====== Dataset records ======

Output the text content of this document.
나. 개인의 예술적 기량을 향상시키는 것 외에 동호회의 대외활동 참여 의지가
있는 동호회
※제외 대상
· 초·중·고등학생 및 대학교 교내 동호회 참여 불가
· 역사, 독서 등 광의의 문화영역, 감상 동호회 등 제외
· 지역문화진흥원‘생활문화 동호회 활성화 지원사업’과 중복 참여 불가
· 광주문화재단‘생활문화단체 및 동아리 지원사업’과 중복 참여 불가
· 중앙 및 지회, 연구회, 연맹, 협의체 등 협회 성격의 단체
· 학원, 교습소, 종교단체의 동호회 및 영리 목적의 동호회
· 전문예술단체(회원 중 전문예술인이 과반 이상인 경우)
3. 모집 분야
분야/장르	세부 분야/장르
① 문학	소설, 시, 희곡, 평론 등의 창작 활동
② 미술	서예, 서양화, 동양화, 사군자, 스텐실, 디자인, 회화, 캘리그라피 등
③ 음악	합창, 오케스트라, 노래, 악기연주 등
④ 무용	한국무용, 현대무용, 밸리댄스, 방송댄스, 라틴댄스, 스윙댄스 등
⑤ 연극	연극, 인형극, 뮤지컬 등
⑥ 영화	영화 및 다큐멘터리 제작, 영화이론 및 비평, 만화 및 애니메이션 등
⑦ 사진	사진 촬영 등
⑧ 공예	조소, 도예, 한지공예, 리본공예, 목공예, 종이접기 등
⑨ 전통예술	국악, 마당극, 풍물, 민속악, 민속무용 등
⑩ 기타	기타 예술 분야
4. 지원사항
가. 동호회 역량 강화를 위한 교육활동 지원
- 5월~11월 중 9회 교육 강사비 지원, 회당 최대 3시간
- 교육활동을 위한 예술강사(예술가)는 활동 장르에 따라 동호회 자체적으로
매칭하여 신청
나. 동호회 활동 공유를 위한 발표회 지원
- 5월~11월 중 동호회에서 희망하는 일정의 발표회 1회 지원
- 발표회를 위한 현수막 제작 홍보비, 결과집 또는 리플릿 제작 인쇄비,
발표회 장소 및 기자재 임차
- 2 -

======

_What you need to do_
Word for word, write out all of the data above.

_Answer to the task_
Output the text content of this document.
나. 개인의 예술적 기량을 향상시키는 것 외에 동호회의 대외활동 참여 의지가
있는 동호회
※제외 대상
· 초·중·고등학생 및 대학교 교내 동호회 참여 불가
· 역사, 독서 등 광의의 문화영역, 감상 동호회 등 제외
· 지역문화진흥원‘생활문화 동호회 활성화 지원사업’과 중복 참여 불가
· 광주문화재단‘생활문화단체 및 동아리 지원사업’과 중복 참여 불가
· 중앙 및 지회, 연구회, 연맹, 협의체 등 협회 성격의 단체
· 학원, 교습소, 종교단체의 동호회 및 영리 목적의 동호회
· 전문예술단체(회원 중 전문예술인이 과반 이상인 경우)
3. 모집 분야
분야/장르	세부 분야/장르
① 문학	소설, 시, 희곡, 평론 등의 창작 활동
② 미술	서예, 서양화, 동양화, 사군자, 스텐실, 디자인, 회화, 캘리그라피 등
③ 음악	합창, 오케스트라, 노래, 악기연주 등
④ 무용	한국무용, 현대무용, 밸리댄스, 방송댄스, 라틴댄스, 스윙댄스 등
⑤ 연극	연극, 인형극, 뮤지컬 등
⑥ 영화	영화 및 다큐멘터리 제작, 영화이론 및 비평, 만화 및 애니메이션 등
⑦ 사진	사진 촬영 등
⑧ 공예	조소, 도예, 한지공예, 리본공예, 목공예, 종이접기 등
⑨ 전통예술	국악, 마당극, 풍물, 민속악, 민속무용 등
⑩ 기타	기타 예술 분야
4. 지원사항
가. 동호회 역량 강화를 위한 교육활동 지원
- 5월~11월 중 9회 교육 강사비 지원, 회당 최대 3시간
- 교육활동을 위한 예술강사(예술가)는 활동 장르에 따라 동호회 자체적으로
매칭하여 신청
나. 동호회 활동 공유를 위한 발표회 지원
- 5월~11월 중 동호회에서 희망하는 일정의 발표회 1회 지원
- 발표회를 위한 현수막 제작 홍보비, 결과집 또는 리플릿 제작 인쇄비,
발표회 장소 및 기자재 임차
- 2 -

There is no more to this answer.